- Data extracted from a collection
══════════════════════════════

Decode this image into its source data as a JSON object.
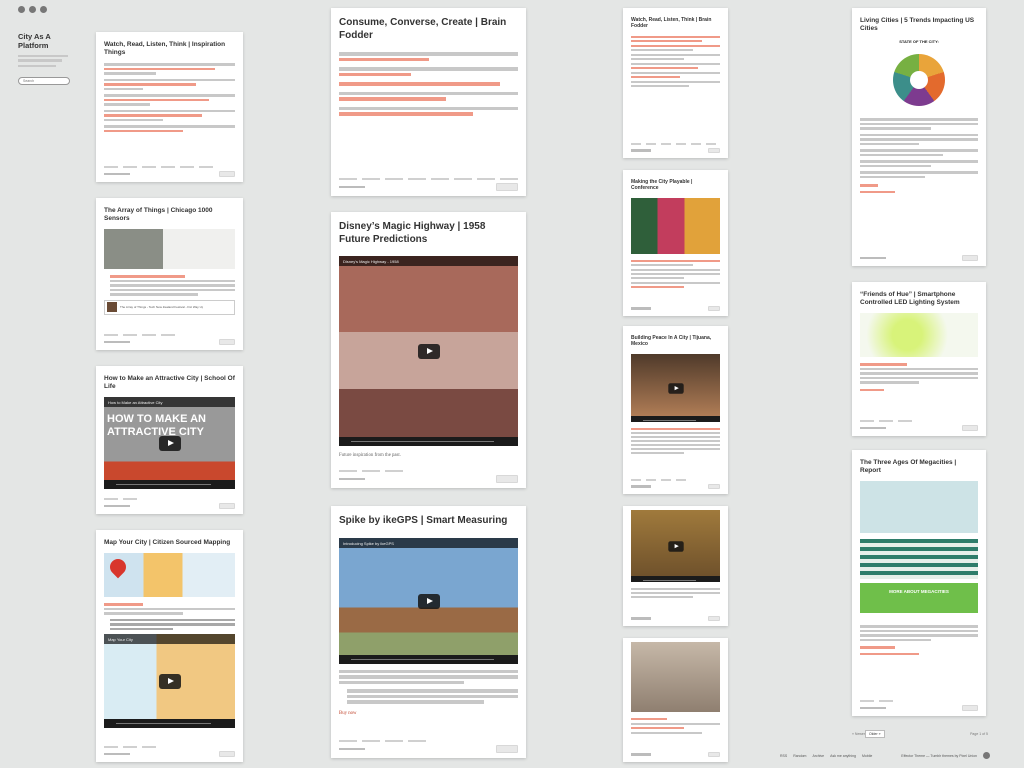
{
  "site": {
    "title": "City As A Platform",
    "search_placeholder": "Search"
  },
  "cards": {
    "watch_read": {
      "title": "Watch, Read, Listen, Think | Inspiration Things"
    },
    "array": {
      "title": "The Array of Things | Chicago 1000 Sensors",
      "video_caption": "The Array of Things - Tech New Zealand Festival - Fixi Way Up"
    },
    "attractive": {
      "title": "How to Make an Attractive City | School Of Life",
      "video_bar": "How to Make an Attractive City",
      "video_overlay": "HOW TO MAKE AN ATTRACTIVE CITY"
    },
    "map_city": {
      "title": "Map Your City | Citizen Sourced Mapping",
      "video_bar": "Map Your City"
    },
    "consume": {
      "title": "Consume, Converse, Create | Brain Fodder"
    },
    "disney": {
      "title": "Disney’s Magic Highway | 1958 Future Predictions",
      "video_bar": "Disney's Magic Highway - 1958",
      "caption": "Future inspiration from the past."
    },
    "spike": {
      "title": "Spike by ikeGPS | Smart Measuring",
      "video_bar": "Introducing Spike by ikeGPS",
      "link": "Buy now"
    },
    "watch_read2": {
      "title": "Watch, Read, Listen, Think | Brain Fodder"
    },
    "playable": {
      "title": "Making the City Playable | Conference"
    },
    "peace": {
      "title": "Building Peace In A City | Tijuana, Mexico"
    },
    "living": {
      "title": "Living Cities | 5 Trends Impacting US Cities",
      "image_title": "STATE OF THE CITY:"
    },
    "hue": {
      "title": "“Friends of Hue” | Smartphone Controlled LED Lighting System"
    },
    "megacities": {
      "title": "The Three Ages Of Megacities | Report",
      "image_caption": "MORE ABOUT MEGACITIES"
    }
  },
  "pager": {
    "prev": "« Newer",
    "page_select": "Older »",
    "page_label": "Page 1 of 5"
  },
  "footer": {
    "links": [
      "RSS",
      "Random",
      "Archive",
      "Ask me anything",
      "Mobile"
    ],
    "credit": "Effector Theme — Tumblr themes by Pixel Union"
  }
}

══════════════════════════════

- Problem statement
Write the entries above out in full, exactly, with no images.

- Expected answer
Decode this image into its source data as a JSON object.
{
  "site": {
    "title": "City As A Platform",
    "search_placeholder": "Search"
  },
  "cards": {
    "watch_read": {
      "title": "Watch, Read, Listen, Think | Inspiration Things"
    },
    "array": {
      "title": "The Array of Things | Chicago 1000 Sensors",
      "video_caption": "The Array of Things - Tech New Zealand Festival - Fixi Way Up"
    },
    "attractive": {
      "title": "How to Make an Attractive City | School Of Life",
      "video_bar": "How to Make an Attractive City",
      "video_overlay": "HOW TO MAKE AN ATTRACTIVE CITY"
    },
    "map_city": {
      "title": "Map Your City | Citizen Sourced Mapping",
      "video_bar": "Map Your City"
    },
    "consume": {
      "title": "Consume, Converse, Create | Brain Fodder"
    },
    "disney": {
      "title": "Disney’s Magic Highway | 1958 Future Predictions",
      "video_bar": "Disney's Magic Highway - 1958",
      "caption": "Future inspiration from the past."
    },
    "spike": {
      "title": "Spike by ikeGPS | Smart Measuring",
      "video_bar": "Introducing Spike by ikeGPS",
      "link": "Buy now"
    },
    "watch_read2": {
      "title": "Watch, Read, Listen, Think | Brain Fodder"
    },
    "playable": {
      "title": "Making the City Playable | Conference"
    },
    "peace": {
      "title": "Building Peace In A City | Tijuana, Mexico"
    },
    "living": {
      "title": "Living Cities | 5 Trends Impacting US Cities",
      "image_title": "STATE OF THE CITY:"
    },
    "hue": {
      "title": "“Friends of Hue” | Smartphone Controlled LED Lighting System"
    },
    "megacities": {
      "title": "The Three Ages Of Megacities | Report",
      "image_caption": "MORE ABOUT MEGACITIES"
    }
  },
  "pager": {
    "prev": "« Newer",
    "page_select": "Older »",
    "page_label": "Page 1 of 5"
  },
  "footer": {
    "links": [
      "RSS",
      "Random",
      "Archive",
      "Ask me anything",
      "Mobile"
    ],
    "credit": "Effector Theme — Tumblr themes by Pixel Union"
  }
}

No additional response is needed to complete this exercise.